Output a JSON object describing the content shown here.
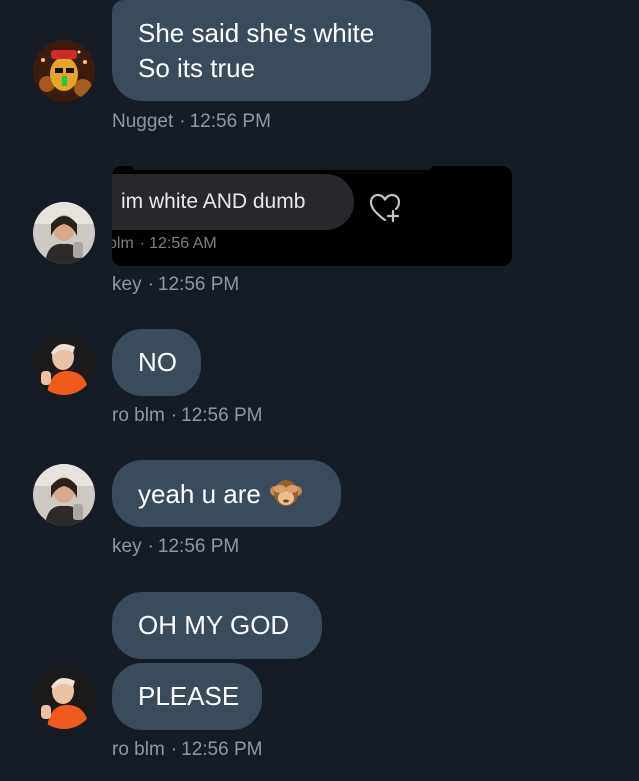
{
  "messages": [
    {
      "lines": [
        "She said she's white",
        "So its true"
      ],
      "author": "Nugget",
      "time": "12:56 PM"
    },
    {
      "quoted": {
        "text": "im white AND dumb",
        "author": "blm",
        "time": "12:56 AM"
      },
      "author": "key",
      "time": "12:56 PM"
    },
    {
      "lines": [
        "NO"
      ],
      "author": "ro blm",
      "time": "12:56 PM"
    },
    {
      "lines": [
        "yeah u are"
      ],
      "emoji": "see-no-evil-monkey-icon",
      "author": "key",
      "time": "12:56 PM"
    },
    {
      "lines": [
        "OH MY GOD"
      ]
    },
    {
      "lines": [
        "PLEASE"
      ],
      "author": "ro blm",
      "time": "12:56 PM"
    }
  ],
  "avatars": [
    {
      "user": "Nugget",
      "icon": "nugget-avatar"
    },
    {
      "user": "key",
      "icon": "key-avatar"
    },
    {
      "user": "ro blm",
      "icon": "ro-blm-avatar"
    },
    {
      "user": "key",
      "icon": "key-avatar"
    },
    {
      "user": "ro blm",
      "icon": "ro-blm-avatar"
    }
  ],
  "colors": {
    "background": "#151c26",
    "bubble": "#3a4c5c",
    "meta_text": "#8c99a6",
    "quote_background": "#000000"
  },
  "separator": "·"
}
____
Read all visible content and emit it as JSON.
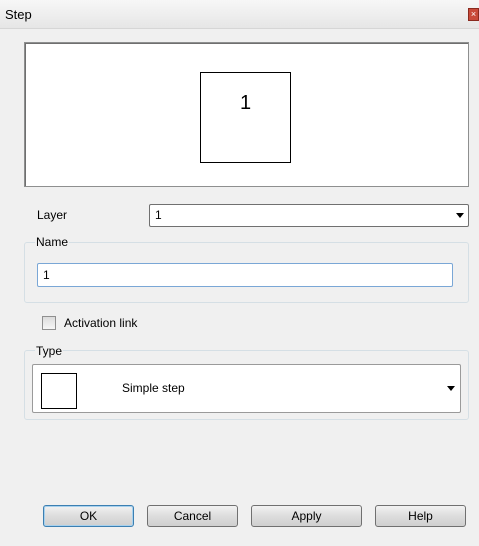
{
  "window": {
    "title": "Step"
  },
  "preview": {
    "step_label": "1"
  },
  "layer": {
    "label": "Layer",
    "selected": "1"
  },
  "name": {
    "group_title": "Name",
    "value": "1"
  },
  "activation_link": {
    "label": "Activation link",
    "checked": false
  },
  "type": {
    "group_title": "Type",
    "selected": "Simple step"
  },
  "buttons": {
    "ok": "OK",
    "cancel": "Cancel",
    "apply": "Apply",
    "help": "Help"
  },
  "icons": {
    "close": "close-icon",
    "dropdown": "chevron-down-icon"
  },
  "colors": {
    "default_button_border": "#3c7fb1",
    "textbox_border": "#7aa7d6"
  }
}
____
### What to produce
Using the records above, pull out each line where the word "content" occurs.

### Written answer
Output a JSON object describing the content shown here.
Read all visible content and emit it as JSON.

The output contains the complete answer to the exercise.